Records from a data collection:
%%
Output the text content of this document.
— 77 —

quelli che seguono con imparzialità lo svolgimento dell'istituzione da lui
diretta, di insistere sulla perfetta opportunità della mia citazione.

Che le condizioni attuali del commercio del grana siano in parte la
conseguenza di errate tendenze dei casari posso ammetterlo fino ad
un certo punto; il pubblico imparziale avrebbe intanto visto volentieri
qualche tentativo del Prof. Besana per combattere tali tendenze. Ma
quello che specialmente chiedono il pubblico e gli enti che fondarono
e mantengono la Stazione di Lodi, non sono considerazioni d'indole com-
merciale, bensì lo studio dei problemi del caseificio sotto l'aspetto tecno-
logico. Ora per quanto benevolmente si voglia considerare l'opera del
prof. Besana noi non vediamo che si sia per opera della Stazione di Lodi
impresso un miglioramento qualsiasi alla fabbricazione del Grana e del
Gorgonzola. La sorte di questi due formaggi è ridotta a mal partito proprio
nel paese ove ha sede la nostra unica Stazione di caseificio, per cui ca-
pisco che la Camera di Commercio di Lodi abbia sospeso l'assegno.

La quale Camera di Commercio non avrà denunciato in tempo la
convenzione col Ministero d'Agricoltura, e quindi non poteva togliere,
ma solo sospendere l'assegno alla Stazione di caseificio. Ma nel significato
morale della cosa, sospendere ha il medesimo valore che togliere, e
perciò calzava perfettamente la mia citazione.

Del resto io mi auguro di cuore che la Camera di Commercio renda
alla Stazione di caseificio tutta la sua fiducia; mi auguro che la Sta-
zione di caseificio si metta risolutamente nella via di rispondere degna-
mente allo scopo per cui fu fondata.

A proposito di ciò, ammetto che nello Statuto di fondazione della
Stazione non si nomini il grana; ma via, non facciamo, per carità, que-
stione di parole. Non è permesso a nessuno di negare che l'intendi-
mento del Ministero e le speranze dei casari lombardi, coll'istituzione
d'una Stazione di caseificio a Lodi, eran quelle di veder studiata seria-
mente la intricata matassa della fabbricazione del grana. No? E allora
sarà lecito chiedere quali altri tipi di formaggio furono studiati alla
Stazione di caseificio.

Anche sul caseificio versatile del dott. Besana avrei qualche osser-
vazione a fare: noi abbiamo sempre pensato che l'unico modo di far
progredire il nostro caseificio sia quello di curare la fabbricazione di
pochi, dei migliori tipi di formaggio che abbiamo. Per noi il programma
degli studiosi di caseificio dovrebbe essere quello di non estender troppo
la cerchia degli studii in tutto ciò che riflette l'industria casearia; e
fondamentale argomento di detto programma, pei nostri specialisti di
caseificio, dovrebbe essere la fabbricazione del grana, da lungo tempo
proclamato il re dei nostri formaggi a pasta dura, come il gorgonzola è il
%%
AIM OF THE TASK:
Check each line of the records for the word "pubblico", and show the lines that contain it.

RESULT OF THIS EXERCISE:
un certo punto; il pubblico imparziale avrebbe intanto visto volentieri
quello che specialmente chiedono il pubblico e gli enti che fondarono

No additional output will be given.